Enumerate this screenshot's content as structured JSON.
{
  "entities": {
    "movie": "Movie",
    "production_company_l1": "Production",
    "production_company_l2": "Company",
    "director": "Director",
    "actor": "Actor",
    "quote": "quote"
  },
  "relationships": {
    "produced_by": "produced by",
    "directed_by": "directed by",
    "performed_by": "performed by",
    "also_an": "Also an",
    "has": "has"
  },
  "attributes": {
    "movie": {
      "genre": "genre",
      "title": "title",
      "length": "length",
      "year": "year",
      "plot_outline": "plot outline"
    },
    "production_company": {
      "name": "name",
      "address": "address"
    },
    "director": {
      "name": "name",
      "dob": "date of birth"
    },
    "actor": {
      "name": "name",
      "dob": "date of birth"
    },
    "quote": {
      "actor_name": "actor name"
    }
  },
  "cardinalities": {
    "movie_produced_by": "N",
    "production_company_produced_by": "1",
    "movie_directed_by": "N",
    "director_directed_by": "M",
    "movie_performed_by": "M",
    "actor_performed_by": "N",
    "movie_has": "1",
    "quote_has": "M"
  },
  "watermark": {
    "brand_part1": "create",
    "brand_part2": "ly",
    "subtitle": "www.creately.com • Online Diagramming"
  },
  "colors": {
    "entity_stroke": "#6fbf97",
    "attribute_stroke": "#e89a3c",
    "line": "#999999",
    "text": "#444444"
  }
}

Task description —
Reproduce all of the entries word for word.

Exercise answer —
Enumerate this screenshot's content as structured JSON.
{
  "entities": {
    "movie": "Movie",
    "production_company_l1": "Production",
    "production_company_l2": "Company",
    "director": "Director",
    "actor": "Actor",
    "quote": "quote"
  },
  "relationships": {
    "produced_by": "produced by",
    "directed_by": "directed by",
    "performed_by": "performed by",
    "also_an": "Also an",
    "has": "has"
  },
  "attributes": {
    "movie": {
      "genre": "genre",
      "title": "title",
      "length": "length",
      "year": "year",
      "plot_outline": "plot outline"
    },
    "production_company": {
      "name": "name",
      "address": "address"
    },
    "director": {
      "name": "name",
      "dob": "date of birth"
    },
    "actor": {
      "name": "name",
      "dob": "date of birth"
    },
    "quote": {
      "actor_name": "actor name"
    }
  },
  "cardinalities": {
    "movie_produced_by": "N",
    "production_company_produced_by": "1",
    "movie_directed_by": "N",
    "director_directed_by": "M",
    "movie_performed_by": "M",
    "actor_performed_by": "N",
    "movie_has": "1",
    "quote_has": "M"
  },
  "watermark": {
    "brand_part1": "create",
    "brand_part2": "ly",
    "subtitle": "www.creately.com • Online Diagramming"
  },
  "colors": {
    "entity_stroke": "#6fbf97",
    "attribute_stroke": "#e89a3c",
    "line": "#999999",
    "text": "#444444"
  }
}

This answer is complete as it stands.